### Input
────────────────

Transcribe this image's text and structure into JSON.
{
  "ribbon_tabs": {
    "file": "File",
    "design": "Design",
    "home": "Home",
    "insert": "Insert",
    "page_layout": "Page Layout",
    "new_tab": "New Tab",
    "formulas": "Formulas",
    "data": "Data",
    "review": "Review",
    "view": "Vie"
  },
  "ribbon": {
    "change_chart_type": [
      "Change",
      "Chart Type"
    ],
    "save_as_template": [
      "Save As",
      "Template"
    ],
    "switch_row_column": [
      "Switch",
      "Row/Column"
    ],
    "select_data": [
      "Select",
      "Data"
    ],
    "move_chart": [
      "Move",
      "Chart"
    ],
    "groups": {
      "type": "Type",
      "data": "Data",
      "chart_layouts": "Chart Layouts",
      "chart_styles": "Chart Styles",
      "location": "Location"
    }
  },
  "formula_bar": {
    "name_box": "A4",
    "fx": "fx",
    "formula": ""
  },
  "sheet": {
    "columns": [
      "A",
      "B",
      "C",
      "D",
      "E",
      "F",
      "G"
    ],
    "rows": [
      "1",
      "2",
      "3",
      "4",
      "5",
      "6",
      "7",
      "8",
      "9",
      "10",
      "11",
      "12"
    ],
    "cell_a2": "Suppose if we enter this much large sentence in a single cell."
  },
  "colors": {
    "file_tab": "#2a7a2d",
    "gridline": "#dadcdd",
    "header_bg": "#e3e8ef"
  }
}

────────────────

### To be done
The entries above must be returned in full, exactly as shown.

### Reply to the task
Transcribe this image's text and structure into JSON.
{
  "ribbon_tabs": {
    "file": "File",
    "design": "Design",
    "home": "Home",
    "insert": "Insert",
    "page_layout": "Page Layout",
    "new_tab": "New Tab",
    "formulas": "Formulas",
    "data": "Data",
    "review": "Review",
    "view": "Vie"
  },
  "ribbon": {
    "change_chart_type": [
      "Change",
      "Chart Type"
    ],
    "save_as_template": [
      "Save As",
      "Template"
    ],
    "switch_row_column": [
      "Switch",
      "Row/Column"
    ],
    "select_data": [
      "Select",
      "Data"
    ],
    "move_chart": [
      "Move",
      "Chart"
    ],
    "groups": {
      "type": "Type",
      "data": "Data",
      "chart_layouts": "Chart Layouts",
      "chart_styles": "Chart Styles",
      "location": "Location"
    }
  },
  "formula_bar": {
    "name_box": "A4",
    "fx": "fx",
    "formula": ""
  },
  "sheet": {
    "columns": [
      "A",
      "B",
      "C",
      "D",
      "E",
      "F",
      "G"
    ],
    "rows": [
      "1",
      "2",
      "3",
      "4",
      "5",
      "6",
      "7",
      "8",
      "9",
      "10",
      "11",
      "12"
    ],
    "cell_a2": "Suppose if we enter this much large sentence in a single cell."
  },
  "colors": {
    "file_tab": "#2a7a2d",
    "gridline": "#dadcdd",
    "header_bg": "#e3e8ef"
  }
}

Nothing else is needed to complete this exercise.